From the listing below, work out how many lines contain "lípidos". Reply with that number only.

== Listed entries ==
>>>>>

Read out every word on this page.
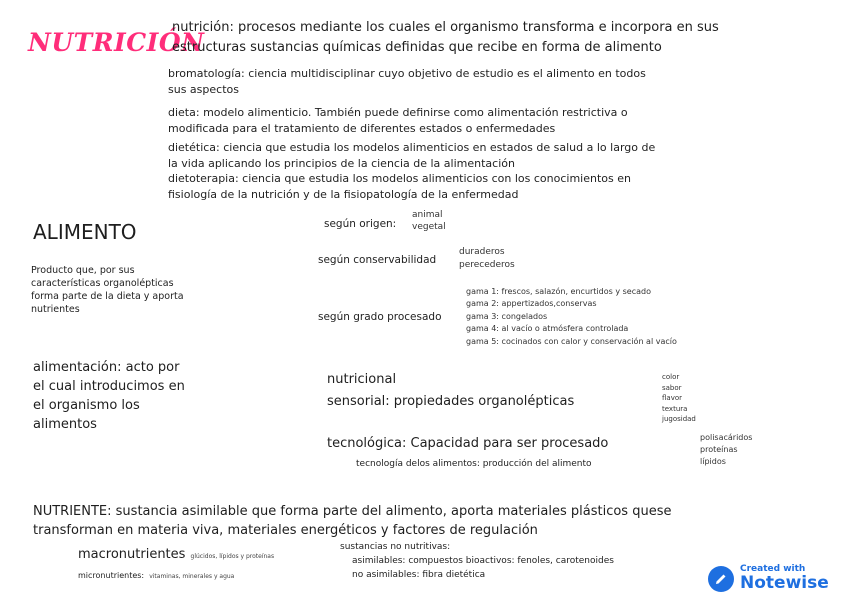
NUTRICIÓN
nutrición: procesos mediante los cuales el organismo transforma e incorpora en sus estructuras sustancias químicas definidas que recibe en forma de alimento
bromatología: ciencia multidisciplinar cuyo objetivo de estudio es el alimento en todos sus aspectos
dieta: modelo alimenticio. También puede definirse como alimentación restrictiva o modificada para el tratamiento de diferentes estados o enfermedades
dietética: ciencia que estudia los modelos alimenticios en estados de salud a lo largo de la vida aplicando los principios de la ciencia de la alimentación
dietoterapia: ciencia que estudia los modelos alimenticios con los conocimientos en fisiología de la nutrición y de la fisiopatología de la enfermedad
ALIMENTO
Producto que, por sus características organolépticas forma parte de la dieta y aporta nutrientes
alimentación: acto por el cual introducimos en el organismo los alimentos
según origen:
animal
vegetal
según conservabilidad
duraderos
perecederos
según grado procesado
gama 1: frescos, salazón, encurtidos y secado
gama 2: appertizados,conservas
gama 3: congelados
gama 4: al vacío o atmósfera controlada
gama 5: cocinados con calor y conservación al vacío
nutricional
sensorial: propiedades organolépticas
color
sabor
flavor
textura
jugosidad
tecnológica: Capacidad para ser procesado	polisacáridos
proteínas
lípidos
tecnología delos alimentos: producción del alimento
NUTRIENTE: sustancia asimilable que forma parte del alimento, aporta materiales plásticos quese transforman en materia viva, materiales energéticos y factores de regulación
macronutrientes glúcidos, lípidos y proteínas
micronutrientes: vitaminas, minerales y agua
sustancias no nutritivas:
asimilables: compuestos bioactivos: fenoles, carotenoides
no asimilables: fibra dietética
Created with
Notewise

<<<<<
>>>>>

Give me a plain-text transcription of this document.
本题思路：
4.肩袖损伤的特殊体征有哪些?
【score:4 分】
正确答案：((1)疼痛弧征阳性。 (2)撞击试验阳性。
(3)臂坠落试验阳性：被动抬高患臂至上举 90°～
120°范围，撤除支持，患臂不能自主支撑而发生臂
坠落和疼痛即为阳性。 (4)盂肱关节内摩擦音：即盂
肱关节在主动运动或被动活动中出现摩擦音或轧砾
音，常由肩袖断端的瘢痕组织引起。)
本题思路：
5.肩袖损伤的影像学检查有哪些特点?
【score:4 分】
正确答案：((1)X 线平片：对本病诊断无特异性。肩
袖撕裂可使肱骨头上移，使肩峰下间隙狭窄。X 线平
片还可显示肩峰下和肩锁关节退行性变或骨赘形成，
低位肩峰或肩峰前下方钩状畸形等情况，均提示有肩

<<<<<

== Complete answer ==
2